-- START RECORDS SUPPLIED --

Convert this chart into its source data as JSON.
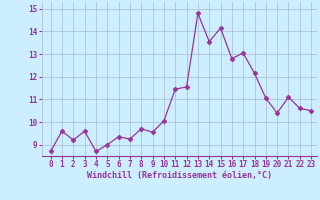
{
  "x": [
    0,
    1,
    2,
    3,
    4,
    5,
    6,
    7,
    8,
    9,
    10,
    11,
    12,
    13,
    14,
    15,
    16,
    17,
    18,
    19,
    20,
    21,
    22,
    23
  ],
  "y": [
    8.7,
    9.6,
    9.2,
    9.6,
    8.7,
    9.0,
    9.35,
    9.25,
    9.7,
    9.55,
    10.05,
    11.45,
    11.55,
    14.8,
    13.55,
    14.15,
    12.8,
    13.05,
    12.15,
    11.05,
    10.4,
    11.1,
    10.6,
    10.5
  ],
  "line_color": "#993399",
  "marker": "D",
  "markersize": 2.5,
  "linewidth": 0.9,
  "ylim": [
    8.5,
    15.3
  ],
  "yticks": [
    9,
    10,
    11,
    12,
    13,
    14,
    15
  ],
  "xlabel": "Windchill (Refroidissement éolien,°C)",
  "bg_color": "#cceeff",
  "grid_color": "#aabbcc",
  "tick_color": "#993399",
  "label_color": "#993399",
  "tick_fontsize": 5.5,
  "xlabel_fontsize": 6.0
}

-- END RECORDS SUPPLIED --

INSTRUCTIONS TO FOLLOW
All of the data above should be quoted exactly, except for the pictures.

SOLUTION BELOW
Convert this chart into its source data as JSON.
{
  "x": [
    0,
    1,
    2,
    3,
    4,
    5,
    6,
    7,
    8,
    9,
    10,
    11,
    12,
    13,
    14,
    15,
    16,
    17,
    18,
    19,
    20,
    21,
    22,
    23
  ],
  "y": [
    8.7,
    9.6,
    9.2,
    9.6,
    8.7,
    9.0,
    9.35,
    9.25,
    9.7,
    9.55,
    10.05,
    11.45,
    11.55,
    14.8,
    13.55,
    14.15,
    12.8,
    13.05,
    12.15,
    11.05,
    10.4,
    11.1,
    10.6,
    10.5
  ],
  "line_color": "#993399",
  "marker": "D",
  "markersize": 2.5,
  "linewidth": 0.9,
  "ylim": [
    8.5,
    15.3
  ],
  "yticks": [
    9,
    10,
    11,
    12,
    13,
    14,
    15
  ],
  "xlabel": "Windchill (Refroidissement éolien,°C)",
  "bg_color": "#cceeff",
  "grid_color": "#aabbcc",
  "tick_color": "#993399",
  "label_color": "#993399",
  "tick_fontsize": 5.5,
  "xlabel_fontsize": 6.0
}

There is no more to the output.